▶ _Brief_
Identify each line in the records below that contains the word "accent", and copy it.
--- Begin Data for processing ---
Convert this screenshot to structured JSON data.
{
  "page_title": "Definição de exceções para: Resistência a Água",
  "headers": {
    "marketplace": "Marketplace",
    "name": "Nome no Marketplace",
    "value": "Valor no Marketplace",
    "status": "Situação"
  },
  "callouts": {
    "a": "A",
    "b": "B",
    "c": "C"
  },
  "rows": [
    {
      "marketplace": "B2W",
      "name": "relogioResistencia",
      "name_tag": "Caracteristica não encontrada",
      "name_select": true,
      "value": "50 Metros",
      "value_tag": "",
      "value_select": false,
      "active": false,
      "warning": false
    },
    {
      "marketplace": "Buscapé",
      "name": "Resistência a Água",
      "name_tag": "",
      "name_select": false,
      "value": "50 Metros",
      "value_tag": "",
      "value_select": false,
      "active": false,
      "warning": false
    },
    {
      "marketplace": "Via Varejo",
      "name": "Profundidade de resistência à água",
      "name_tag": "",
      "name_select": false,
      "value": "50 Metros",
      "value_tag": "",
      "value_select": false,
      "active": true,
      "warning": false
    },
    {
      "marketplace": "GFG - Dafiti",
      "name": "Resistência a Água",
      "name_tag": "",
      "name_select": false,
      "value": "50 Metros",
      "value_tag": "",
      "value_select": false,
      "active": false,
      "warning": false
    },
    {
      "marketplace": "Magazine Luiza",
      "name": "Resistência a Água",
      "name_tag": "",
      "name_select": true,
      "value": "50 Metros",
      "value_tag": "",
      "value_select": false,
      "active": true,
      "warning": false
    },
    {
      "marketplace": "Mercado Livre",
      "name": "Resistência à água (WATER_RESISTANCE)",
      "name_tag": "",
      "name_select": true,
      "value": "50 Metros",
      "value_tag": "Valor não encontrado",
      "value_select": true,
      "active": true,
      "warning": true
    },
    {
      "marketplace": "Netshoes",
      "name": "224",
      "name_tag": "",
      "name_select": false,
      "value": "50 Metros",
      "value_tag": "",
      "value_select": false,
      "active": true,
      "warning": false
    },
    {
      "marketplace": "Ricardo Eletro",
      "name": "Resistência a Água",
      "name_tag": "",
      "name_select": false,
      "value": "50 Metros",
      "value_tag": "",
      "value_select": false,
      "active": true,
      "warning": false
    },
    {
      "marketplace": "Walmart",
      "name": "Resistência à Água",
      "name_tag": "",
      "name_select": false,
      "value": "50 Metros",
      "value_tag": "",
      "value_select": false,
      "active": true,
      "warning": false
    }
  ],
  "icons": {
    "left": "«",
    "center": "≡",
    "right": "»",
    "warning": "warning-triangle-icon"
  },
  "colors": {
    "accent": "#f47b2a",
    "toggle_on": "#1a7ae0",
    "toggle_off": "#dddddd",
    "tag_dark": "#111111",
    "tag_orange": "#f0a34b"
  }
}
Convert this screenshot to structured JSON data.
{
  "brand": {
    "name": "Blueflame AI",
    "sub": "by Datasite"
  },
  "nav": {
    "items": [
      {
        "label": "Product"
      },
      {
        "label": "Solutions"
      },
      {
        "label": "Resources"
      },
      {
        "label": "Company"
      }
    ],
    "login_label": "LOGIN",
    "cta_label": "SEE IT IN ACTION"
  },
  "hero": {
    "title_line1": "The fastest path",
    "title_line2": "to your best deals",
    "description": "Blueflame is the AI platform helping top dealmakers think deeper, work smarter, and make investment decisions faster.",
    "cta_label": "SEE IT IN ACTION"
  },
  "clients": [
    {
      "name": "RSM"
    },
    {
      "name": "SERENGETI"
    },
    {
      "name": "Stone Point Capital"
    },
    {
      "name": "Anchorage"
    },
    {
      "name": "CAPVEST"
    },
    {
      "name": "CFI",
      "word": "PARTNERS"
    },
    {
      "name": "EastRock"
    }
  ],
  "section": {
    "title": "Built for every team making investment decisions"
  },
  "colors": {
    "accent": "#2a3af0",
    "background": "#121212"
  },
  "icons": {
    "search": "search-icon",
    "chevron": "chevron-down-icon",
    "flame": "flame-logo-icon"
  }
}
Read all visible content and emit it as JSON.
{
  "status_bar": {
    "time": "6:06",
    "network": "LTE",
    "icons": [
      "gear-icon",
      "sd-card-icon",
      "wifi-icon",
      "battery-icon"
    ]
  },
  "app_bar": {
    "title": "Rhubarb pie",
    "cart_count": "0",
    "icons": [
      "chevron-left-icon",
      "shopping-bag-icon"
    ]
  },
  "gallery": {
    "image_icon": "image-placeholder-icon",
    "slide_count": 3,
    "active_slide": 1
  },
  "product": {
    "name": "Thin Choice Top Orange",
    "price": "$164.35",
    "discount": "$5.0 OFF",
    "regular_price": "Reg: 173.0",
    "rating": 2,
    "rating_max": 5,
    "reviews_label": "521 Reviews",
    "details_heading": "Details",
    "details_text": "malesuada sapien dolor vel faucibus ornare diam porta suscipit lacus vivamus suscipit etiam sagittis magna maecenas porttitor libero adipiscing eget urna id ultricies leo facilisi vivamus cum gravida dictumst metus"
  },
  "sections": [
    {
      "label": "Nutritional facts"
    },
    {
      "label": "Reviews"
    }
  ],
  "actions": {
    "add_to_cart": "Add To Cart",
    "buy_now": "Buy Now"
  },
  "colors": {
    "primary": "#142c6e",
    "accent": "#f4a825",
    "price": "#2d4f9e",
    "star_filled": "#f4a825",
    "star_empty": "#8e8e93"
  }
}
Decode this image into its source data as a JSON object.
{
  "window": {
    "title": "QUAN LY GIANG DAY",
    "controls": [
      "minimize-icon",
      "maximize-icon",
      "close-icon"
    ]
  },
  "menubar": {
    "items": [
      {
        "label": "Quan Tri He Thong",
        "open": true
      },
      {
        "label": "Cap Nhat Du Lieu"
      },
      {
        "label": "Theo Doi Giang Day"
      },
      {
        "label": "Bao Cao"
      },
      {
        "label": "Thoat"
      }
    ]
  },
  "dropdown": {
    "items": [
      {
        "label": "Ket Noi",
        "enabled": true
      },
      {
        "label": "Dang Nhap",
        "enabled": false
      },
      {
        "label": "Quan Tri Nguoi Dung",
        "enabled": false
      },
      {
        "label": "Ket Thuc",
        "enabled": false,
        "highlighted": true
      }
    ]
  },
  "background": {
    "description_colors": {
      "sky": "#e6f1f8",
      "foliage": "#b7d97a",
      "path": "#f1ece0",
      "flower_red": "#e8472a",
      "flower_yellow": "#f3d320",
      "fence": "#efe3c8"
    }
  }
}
--- End Data for processing ---
▶ _Worked answer_
    "accent": "#f47b2a",
    "accent": "#2a3af0",
    "accent": "#f4a825",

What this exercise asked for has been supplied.